I’ll tell you one thing about a cat in her prime: she can go from zero to sixty and back to nonchalant in less time than it takes for a Christmas tree to fall down. We know this because of a particularly arresting display during Tater’s first Christmas with us. We were two rooms away from the tree when she barreled in like a sentient pipe-cleaner and sat down and started licking her paw. Then came the thump of the decked-out tree in all its jangly glory. That puts her at not quite 9.8 meters per second per second, because the tree stand was probably doing its level best to hang on before throwing in the towel.
In any case we have a good idea how fast a motivated cat can travel. The speed of the feline sympathetic nervous system in engaging the arrector pili muscles to produce horripilation (a.k.a. pipe-cleanerage) is, if anything, even faster.
No Christmas trees since that first Year of our Tater have been so much as glanced at by that cat, but the entire scene came back in vivid memory this last New Year’s Eve. We were observing our New Year’s tradition (ignoring New Year’s) when there came a tremendous if muffled thud from the other side of the house and the cat showed up totally pipe-cleanered. Our Christmas tree this year was only two feet tall. The cat was now two feet wide. You could clean out a dryer vent with her tail.

______________________________

List every word or phrase in the passage about the cat and the Christmas tree that contains the term "pipe-cleaner," in the order in which they appear. The items that follow were drawn from a different source than the passage about the cat and the Christmas tree.

______________________________

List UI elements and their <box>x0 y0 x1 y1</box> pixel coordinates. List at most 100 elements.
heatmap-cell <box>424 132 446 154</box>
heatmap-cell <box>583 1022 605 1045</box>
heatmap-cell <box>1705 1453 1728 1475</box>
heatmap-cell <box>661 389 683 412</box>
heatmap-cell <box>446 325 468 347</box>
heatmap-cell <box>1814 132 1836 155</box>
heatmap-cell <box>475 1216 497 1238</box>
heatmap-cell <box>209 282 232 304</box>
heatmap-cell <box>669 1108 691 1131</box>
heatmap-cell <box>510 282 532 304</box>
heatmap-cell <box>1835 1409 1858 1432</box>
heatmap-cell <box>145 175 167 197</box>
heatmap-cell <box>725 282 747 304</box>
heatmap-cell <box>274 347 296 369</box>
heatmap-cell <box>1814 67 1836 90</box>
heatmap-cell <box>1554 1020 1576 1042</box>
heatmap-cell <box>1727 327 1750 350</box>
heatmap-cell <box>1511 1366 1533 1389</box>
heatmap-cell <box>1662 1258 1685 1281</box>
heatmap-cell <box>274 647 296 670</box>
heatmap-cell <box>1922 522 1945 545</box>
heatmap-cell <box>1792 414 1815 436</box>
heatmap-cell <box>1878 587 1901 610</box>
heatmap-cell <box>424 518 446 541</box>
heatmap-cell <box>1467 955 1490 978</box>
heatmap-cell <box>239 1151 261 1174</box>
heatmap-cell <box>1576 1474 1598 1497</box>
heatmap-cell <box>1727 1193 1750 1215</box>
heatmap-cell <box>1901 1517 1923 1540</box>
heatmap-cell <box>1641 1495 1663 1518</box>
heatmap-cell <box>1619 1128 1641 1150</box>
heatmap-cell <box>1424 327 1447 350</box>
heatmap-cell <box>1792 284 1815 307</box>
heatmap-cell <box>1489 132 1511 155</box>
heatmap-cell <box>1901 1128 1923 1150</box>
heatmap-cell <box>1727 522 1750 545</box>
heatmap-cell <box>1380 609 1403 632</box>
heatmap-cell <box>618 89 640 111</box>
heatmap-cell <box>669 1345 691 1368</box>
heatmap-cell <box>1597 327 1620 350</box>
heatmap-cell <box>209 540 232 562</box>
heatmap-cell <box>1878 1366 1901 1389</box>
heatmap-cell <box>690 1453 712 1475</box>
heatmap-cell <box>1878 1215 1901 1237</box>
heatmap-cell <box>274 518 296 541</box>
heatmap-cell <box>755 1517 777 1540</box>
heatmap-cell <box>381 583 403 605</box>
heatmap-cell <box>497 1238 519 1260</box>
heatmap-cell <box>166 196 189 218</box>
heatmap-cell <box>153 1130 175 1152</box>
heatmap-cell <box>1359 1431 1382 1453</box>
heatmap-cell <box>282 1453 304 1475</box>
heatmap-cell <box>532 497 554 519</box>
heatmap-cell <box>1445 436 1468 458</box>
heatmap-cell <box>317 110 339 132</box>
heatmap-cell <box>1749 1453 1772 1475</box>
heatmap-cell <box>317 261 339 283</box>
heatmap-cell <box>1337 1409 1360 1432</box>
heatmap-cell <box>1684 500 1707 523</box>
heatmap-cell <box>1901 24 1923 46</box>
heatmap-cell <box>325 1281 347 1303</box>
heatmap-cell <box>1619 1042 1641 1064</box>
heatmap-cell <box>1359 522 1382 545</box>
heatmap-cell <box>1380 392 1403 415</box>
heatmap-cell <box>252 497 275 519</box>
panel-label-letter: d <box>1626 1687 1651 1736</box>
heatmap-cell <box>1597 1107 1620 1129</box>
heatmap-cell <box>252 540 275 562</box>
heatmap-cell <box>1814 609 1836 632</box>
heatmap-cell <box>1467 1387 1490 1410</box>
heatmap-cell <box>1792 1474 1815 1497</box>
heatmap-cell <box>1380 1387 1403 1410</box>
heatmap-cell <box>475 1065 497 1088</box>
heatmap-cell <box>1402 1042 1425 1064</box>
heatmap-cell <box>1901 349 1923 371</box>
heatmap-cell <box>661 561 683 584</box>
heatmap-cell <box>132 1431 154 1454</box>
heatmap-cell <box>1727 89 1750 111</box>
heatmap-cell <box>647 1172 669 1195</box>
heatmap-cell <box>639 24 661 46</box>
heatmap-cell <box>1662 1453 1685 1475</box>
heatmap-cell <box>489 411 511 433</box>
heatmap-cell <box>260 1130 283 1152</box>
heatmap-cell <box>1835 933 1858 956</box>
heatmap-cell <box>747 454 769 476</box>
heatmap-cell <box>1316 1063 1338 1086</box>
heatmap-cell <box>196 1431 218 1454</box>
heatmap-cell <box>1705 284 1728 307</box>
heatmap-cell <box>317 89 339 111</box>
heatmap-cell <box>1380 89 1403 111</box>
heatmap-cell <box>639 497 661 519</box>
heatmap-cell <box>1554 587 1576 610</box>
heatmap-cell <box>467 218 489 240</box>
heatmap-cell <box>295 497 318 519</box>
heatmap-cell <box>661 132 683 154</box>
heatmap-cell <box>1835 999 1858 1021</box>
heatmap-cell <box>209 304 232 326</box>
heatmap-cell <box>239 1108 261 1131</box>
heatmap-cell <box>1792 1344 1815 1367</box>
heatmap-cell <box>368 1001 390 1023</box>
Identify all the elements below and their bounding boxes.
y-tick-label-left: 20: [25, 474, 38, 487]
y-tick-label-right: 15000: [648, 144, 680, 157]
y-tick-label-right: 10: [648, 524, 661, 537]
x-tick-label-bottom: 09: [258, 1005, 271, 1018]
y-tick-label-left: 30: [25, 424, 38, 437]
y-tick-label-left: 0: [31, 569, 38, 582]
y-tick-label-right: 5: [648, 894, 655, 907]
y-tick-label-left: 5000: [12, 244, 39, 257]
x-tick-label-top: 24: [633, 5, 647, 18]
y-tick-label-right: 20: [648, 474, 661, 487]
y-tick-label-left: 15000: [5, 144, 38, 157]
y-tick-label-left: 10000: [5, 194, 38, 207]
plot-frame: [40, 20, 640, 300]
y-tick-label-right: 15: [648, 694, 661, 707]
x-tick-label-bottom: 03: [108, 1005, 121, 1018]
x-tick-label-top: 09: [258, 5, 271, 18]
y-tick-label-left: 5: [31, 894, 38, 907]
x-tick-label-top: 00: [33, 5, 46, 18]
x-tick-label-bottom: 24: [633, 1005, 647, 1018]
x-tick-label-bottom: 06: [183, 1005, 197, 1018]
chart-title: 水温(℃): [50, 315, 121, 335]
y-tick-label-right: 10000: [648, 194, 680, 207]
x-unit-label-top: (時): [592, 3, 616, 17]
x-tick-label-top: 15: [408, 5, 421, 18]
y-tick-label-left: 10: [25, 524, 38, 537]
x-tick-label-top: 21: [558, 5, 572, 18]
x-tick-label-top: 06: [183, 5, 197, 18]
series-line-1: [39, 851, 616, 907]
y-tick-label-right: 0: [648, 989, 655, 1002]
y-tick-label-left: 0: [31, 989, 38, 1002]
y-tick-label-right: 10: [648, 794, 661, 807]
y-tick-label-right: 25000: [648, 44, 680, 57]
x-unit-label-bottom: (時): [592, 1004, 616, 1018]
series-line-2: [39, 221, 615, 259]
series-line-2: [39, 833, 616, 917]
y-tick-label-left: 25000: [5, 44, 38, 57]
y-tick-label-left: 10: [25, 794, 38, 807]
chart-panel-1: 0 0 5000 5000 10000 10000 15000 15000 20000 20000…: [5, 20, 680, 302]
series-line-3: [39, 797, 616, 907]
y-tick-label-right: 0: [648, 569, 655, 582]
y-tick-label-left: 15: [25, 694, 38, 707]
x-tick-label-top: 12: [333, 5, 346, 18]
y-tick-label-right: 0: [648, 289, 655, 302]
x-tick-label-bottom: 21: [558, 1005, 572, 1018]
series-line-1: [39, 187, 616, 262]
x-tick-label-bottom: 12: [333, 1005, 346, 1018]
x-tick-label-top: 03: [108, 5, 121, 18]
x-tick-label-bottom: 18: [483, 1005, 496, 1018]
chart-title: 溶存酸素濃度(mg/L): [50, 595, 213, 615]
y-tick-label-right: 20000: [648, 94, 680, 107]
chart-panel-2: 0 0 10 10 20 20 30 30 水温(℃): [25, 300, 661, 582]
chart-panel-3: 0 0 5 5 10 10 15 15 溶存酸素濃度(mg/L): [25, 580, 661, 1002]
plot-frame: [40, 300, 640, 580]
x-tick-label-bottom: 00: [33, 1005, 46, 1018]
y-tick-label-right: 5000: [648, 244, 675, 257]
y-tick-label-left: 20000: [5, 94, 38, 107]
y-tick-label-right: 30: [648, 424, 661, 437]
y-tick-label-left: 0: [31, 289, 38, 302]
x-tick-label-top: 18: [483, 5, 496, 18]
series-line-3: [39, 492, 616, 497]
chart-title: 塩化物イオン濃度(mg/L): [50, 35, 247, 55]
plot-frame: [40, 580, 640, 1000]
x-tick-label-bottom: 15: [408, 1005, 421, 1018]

______________________________

▶ _EXERCISE ANSWER_:
1. "sentient pipe-cleaner"
2. "pipe-cleanerage"
3. "totally pipe-cleanered"